*REQUIREMENTS*: Keep only the lines where "Woonhuizen" appears.

*RECORD SET*:
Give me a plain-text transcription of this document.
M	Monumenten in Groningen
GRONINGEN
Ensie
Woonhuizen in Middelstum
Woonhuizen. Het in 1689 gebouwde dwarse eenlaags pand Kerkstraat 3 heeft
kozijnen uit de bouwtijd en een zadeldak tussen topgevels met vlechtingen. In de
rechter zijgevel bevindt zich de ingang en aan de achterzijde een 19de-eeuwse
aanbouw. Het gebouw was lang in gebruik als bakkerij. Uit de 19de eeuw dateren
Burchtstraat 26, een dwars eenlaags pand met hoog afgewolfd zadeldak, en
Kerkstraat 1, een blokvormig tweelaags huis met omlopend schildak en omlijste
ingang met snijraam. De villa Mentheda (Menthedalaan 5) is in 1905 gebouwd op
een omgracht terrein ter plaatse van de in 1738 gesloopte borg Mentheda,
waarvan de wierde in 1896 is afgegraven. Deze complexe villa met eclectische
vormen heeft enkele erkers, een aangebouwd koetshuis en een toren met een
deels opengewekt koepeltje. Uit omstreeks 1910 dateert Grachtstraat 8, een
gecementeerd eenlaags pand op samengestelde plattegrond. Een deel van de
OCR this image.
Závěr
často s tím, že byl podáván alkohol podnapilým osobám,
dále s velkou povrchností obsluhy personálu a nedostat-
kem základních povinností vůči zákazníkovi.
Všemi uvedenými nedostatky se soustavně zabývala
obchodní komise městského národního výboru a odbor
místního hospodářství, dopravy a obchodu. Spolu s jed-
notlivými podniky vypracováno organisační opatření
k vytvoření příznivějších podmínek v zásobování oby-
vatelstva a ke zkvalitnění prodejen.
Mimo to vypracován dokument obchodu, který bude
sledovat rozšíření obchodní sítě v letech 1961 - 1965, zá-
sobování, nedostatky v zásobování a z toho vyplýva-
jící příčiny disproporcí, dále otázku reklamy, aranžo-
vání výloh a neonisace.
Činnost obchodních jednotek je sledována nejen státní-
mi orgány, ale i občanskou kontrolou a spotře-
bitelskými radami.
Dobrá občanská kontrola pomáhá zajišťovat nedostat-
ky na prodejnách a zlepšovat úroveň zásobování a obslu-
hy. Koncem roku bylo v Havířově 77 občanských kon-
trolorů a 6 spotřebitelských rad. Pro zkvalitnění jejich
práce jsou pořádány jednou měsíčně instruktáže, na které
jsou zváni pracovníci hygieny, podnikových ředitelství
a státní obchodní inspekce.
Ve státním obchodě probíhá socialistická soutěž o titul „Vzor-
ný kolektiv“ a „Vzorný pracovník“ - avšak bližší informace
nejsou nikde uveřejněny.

*WRITTEN REPLY*:
Woonhuizen in Middelstum
Woonhuizen. Het in 1689 gebouwde dwarse eenlaags pand Kerkstraat 3 heeft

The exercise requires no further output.